**Job**:
Transcribe each record below word for word.

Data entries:
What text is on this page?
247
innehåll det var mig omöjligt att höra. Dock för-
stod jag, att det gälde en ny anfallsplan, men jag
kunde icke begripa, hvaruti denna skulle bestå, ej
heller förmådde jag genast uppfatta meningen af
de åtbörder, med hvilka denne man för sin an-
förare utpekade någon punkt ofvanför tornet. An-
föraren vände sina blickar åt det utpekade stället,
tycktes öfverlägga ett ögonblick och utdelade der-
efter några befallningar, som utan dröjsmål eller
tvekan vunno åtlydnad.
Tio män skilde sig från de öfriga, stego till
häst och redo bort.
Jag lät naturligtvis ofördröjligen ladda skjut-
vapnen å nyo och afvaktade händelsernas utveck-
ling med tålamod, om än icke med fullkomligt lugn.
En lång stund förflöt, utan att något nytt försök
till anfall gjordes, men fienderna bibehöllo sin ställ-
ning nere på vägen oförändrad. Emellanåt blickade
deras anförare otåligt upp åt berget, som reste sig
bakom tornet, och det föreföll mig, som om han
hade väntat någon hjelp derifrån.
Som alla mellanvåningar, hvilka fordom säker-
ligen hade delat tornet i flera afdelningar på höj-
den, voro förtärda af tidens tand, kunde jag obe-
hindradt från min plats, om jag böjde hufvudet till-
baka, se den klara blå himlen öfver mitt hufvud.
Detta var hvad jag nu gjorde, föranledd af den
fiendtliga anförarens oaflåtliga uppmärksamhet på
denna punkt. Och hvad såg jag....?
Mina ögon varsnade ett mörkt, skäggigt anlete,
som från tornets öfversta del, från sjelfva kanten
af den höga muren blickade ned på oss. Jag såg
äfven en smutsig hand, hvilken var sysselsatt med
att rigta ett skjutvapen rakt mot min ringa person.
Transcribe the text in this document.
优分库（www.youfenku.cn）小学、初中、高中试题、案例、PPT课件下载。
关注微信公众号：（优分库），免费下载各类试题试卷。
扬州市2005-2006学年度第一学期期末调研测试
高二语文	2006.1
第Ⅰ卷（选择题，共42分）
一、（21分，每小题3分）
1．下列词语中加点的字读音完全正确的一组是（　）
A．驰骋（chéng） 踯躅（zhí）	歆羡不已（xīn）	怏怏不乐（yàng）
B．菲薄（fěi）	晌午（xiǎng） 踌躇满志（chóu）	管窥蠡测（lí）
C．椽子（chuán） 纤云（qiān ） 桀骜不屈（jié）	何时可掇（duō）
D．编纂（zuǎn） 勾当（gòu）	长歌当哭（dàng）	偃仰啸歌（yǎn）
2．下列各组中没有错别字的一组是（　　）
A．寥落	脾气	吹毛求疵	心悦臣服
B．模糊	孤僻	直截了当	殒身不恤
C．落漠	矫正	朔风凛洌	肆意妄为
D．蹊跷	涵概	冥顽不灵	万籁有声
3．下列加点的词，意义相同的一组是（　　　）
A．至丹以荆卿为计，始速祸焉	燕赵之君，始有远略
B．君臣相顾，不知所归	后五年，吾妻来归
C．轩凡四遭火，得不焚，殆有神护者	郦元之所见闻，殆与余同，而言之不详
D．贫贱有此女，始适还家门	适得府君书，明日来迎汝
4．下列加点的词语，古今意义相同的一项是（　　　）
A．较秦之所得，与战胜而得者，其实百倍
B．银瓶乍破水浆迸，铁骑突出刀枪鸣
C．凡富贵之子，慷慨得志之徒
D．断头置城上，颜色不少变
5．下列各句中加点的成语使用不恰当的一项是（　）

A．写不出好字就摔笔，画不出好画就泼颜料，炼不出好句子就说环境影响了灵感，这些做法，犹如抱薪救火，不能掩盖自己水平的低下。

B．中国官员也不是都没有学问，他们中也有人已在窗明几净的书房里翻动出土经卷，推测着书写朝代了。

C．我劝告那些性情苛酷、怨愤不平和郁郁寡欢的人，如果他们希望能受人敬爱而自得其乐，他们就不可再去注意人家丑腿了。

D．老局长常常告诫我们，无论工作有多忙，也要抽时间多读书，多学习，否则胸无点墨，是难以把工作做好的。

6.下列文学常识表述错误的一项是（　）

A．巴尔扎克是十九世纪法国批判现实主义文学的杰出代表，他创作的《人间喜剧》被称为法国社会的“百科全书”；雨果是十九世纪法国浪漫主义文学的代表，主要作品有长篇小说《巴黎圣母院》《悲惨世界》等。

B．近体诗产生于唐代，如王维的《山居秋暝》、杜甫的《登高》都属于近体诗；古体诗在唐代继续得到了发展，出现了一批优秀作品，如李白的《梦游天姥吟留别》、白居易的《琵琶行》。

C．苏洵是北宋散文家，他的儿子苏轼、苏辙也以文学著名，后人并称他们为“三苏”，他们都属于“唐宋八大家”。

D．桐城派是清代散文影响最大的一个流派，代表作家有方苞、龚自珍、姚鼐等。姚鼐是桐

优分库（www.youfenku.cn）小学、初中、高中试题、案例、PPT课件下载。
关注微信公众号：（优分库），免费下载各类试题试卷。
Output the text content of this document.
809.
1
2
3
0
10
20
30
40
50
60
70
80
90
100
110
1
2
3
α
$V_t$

**Solution to the exercise**:
What text is on this page?
247
innehåll det var mig omöjligt att höra. Dock för-
stod jag, att det gälde en ny anfallsplan, men jag
kunde icke begripa, hvaruti denna skulle bestå, ej
heller förmådde jag genast uppfatta meningen af
de åtbörder, med hvilka denne man för sin an-
förare utpekade någon punkt ofvanför tornet. An-
föraren vände sina blickar åt det utpekade stället,
tycktes öfverlägga ett ögonblick och utdelade der-
efter några befallningar, som utan dröjsmål eller
tvekan vunno åtlydnad.
Tio män skilde sig från de öfriga, stego till
häst och redo bort.
Jag lät naturligtvis ofördröjligen ladda skjut-
vapnen å nyo och afvaktade händelsernas utveck-
ling med tålamod, om än icke med fullkomligt lugn.
En lång stund förflöt, utan att något nytt försök
till anfall gjordes, men fienderna bibehöllo sin ställ-
ning nere på vägen oförändrad. Emellanåt blickade
deras anförare otåligt upp åt berget, som reste sig
bakom tornet, och det föreföll mig, som om han
hade väntat någon hjelp derifrån.
Som alla mellanvåningar, hvilka fordom säker-
ligen hade delat tornet i flera afdelningar på höj-
den, voro förtärda af tidens tand, kunde jag obe-
hindradt från min plats, om jag böjde hufvudet till-
baka, se den klara blå himlen öfver mitt hufvud.
Detta var hvad jag nu gjorde, föranledd af den
fiendtliga anförarens oaflåtliga uppmärksamhet på
denna punkt. Och hvad såg jag....?
Mina ögon varsnade ett mörkt, skäggigt anlete,
som från tornets öfversta del, från sjelfva kanten
af den höga muren blickade ned på oss. Jag såg
äfven en smutsig hand, hvilken var sysselsatt med
att rigta ett skjutvapen rakt mot min ringa person.
Transcribe the text in this document.
优分库（www.youfenku.cn）小学、初中、高中试题、案例、PPT课件下载。
关注微信公众号：（优分库），免费下载各类试题试卷。
扬州市2005-2006学年度第一学期期末调研测试
高二语文	2006.1
第Ⅰ卷（选择题，共42分）
一、（21分，每小题3分）
1．下列词语中加点的字读音完全正确的一组是（　）
A．驰骋（chéng） 踯躅（zhí）	歆羡不已（xīn）	怏怏不乐（yàng）
B．菲薄（fěi）	晌午（xiǎng） 踌躇满志（chóu）	管窥蠡测（lí）
C．椽子（chuán） 纤云（qiān ） 桀骜不屈（jié）	何时可掇（duō）
D．编纂（zuǎn） 勾当（gòu）	长歌当哭（dàng）	偃仰啸歌（yǎn）
2．下列各组中没有错别字的一组是（　　）
A．寥落	脾气	吹毛求疵	心悦臣服
B．模糊	孤僻	直截了当	殒身不恤
C．落漠	矫正	朔风凛洌	肆意妄为
D．蹊跷	涵概	冥顽不灵	万籁有声
3．下列加点的词，意义相同的一组是（　　　）
A．至丹以荆卿为计，始速祸焉	燕赵之君，始有远略
B．君臣相顾，不知所归	后五年，吾妻来归
C．轩凡四遭火，得不焚，殆有神护者	郦元之所见闻，殆与余同，而言之不详
D．贫贱有此女，始适还家门	适得府君书，明日来迎汝
4．下列加点的词语，古今意义相同的一项是（　　　）
A．较秦之所得，与战胜而得者，其实百倍
B．银瓶乍破水浆迸，铁骑突出刀枪鸣
C．凡富贵之子，慷慨得志之徒
D．断头置城上，颜色不少变
5．下列各句中加点的成语使用不恰当的一项是（　）

A．写不出好字就摔笔，画不出好画就泼颜料，炼不出好句子就说环境影响了灵感，这些做法，犹如抱薪救火，不能掩盖自己水平的低下。

B．中国官员也不是都没有学问，他们中也有人已在窗明几净的书房里翻动出土经卷，推测着书写朝代了。

C．我劝告那些性情苛酷、怨愤不平和郁郁寡欢的人，如果他们希望能受人敬爱而自得其乐，他们就不可再去注意人家丑腿了。

D．老局长常常告诫我们，无论工作有多忙，也要抽时间多读书，多学习，否则胸无点墨，是难以把工作做好的。

6.下列文学常识表述错误的一项是（　）

A．巴尔扎克是十九世纪法国批判现实主义文学的杰出代表，他创作的《人间喜剧》被称为法国社会的“百科全书”；雨果是十九世纪法国浪漫主义文学的代表，主要作品有长篇小说《巴黎圣母院》《悲惨世界》等。

B．近体诗产生于唐代，如王维的《山居秋暝》、杜甫的《登高》都属于近体诗；古体诗在唐代继续得到了发展，出现了一批优秀作品，如李白的《梦游天姥吟留别》、白居易的《琵琶行》。

C．苏洵是北宋散文家，他的儿子苏轼、苏辙也以文学著名，后人并称他们为“三苏”，他们都属于“唐宋八大家”。

D．桐城派是清代散文影响最大的一个流派，代表作家有方苞、龚自珍、姚鼐等。姚鼐是桐

优分库（www.youfenku.cn）小学、初中、高中试题、案例、PPT课件下载。
关注微信公众号：（优分库），免费下载各类试题试卷。
Output the text content of this document.
809.
1
2
3
0
10
20
30
40
50
60
70
80
90
100
110
1
2
3
α
$V_t$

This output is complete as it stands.